Part of a data file
┏━━

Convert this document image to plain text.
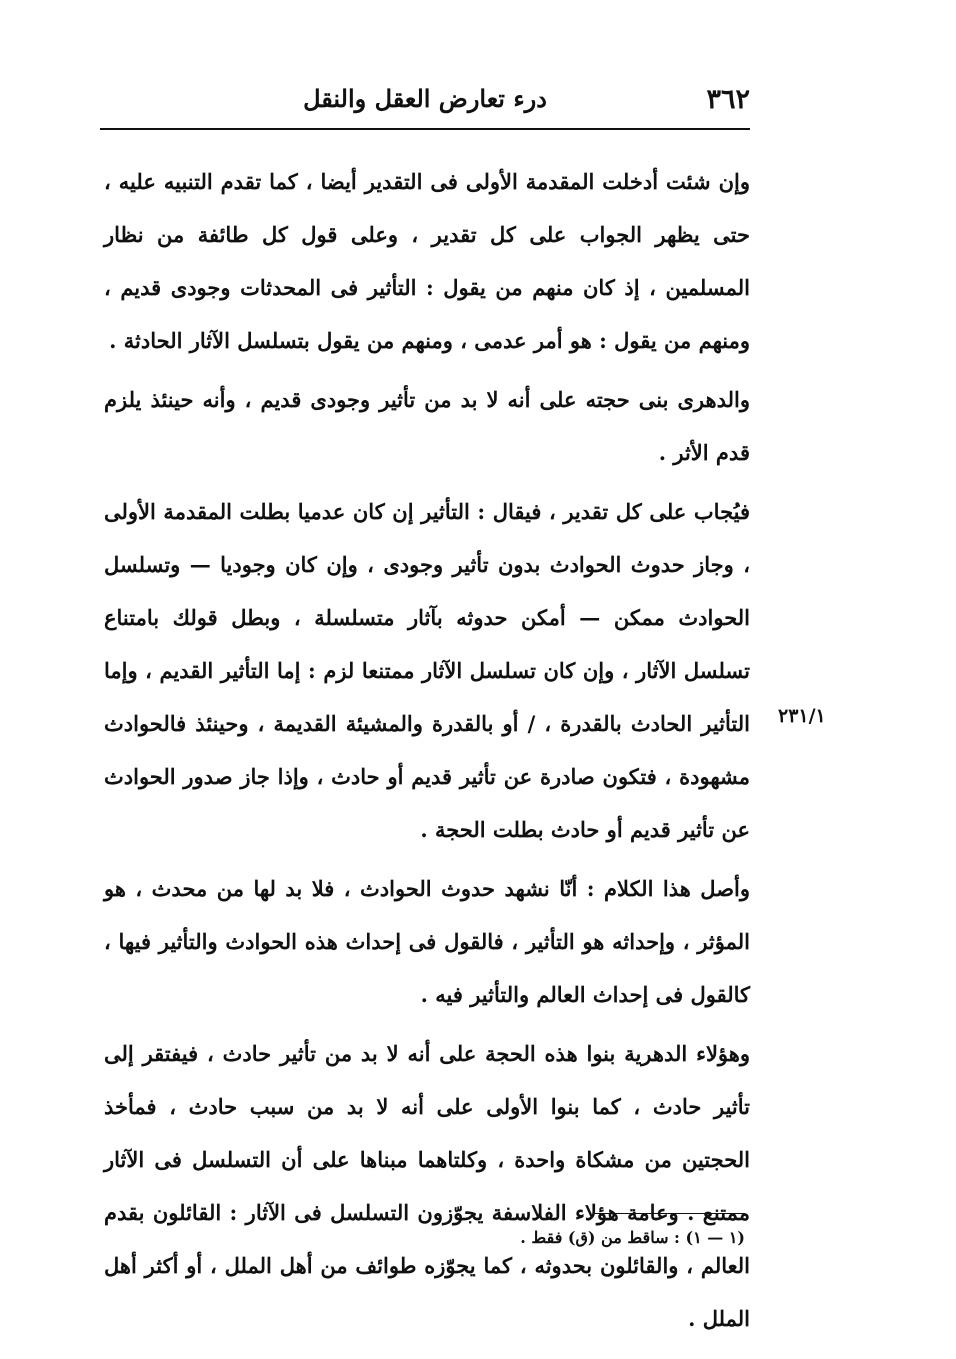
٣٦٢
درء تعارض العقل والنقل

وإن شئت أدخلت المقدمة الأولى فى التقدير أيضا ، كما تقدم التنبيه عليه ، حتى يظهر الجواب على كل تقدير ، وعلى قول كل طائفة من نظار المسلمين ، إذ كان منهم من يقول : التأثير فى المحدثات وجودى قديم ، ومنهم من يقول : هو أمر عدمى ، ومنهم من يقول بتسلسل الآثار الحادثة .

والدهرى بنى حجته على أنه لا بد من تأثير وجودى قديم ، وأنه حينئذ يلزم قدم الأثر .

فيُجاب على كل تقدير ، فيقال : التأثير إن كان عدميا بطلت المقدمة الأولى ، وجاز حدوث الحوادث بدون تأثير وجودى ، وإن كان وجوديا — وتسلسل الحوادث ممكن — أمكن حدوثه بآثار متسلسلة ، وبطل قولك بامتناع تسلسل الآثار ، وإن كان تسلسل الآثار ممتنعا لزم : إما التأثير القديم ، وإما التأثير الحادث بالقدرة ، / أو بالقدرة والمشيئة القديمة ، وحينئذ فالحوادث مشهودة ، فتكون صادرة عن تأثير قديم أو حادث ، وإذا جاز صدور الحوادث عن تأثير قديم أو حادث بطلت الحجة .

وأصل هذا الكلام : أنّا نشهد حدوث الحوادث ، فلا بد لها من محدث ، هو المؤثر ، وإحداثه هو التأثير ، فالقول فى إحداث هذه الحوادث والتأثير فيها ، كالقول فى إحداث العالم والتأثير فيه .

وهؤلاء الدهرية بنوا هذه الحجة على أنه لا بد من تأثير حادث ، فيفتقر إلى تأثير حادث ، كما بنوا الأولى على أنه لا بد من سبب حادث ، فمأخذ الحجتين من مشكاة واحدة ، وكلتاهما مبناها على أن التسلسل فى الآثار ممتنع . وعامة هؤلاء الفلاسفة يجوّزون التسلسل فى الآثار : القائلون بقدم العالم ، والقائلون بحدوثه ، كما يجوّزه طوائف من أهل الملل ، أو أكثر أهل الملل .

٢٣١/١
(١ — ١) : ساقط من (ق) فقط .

┗━━
┏━━

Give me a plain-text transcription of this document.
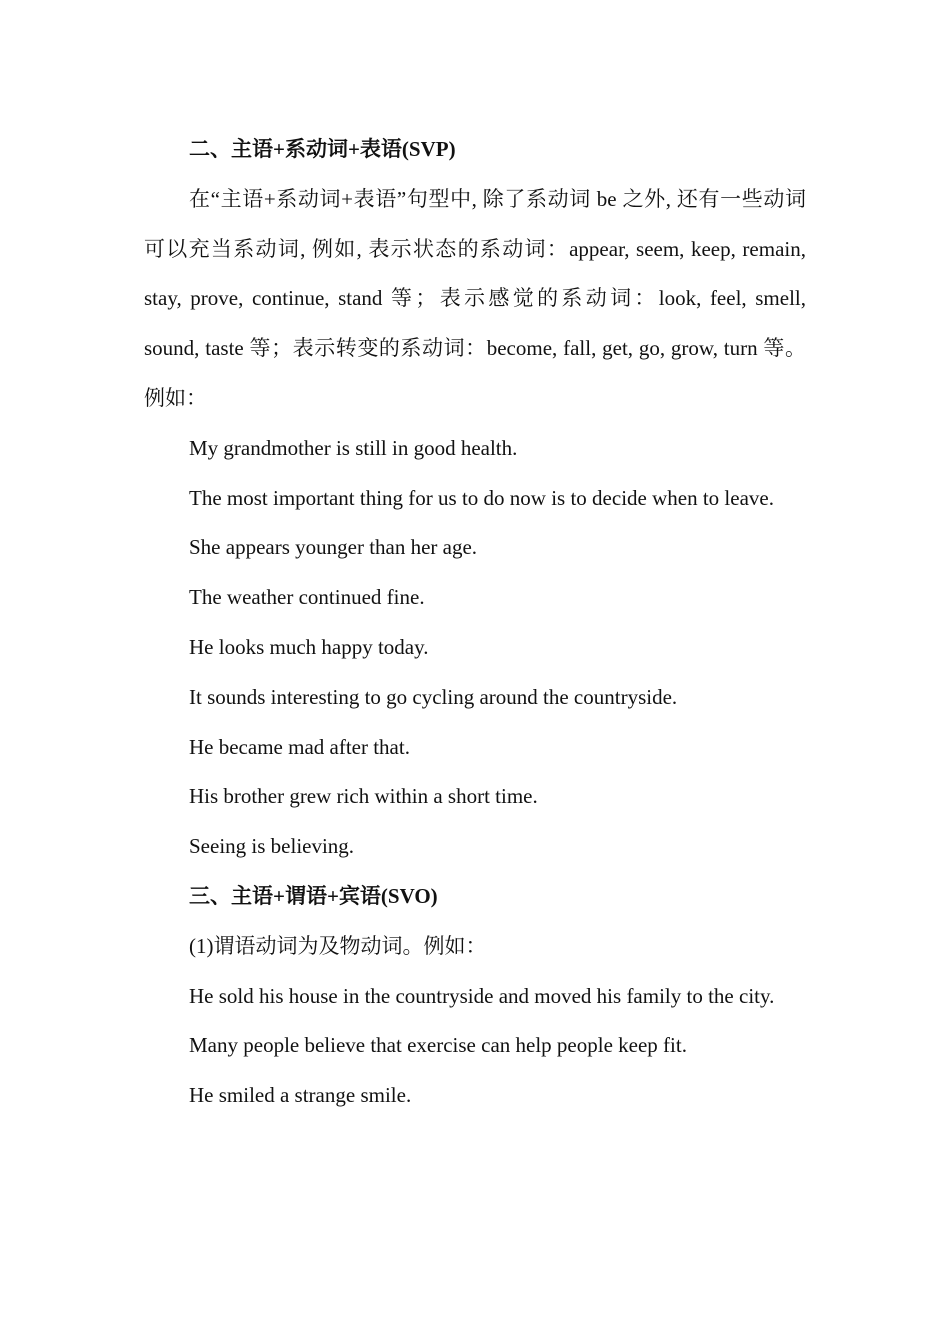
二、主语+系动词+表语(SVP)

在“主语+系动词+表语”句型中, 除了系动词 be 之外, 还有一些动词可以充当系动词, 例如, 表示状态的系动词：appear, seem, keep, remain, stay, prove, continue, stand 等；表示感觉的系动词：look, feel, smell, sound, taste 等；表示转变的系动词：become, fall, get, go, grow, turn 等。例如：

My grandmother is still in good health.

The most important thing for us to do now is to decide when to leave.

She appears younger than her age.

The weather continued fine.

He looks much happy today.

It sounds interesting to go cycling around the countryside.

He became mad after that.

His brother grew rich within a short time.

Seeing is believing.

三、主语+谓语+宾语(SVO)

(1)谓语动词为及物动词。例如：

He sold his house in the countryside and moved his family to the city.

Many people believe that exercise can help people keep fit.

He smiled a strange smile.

┗━━

EXERCISE OBJECTIVE: Search the material above for "that". Pull out each line where it shows up.

ANSWER TO THE TASK:
He became mad after that.
Many people believe that exercise can help people keep fit.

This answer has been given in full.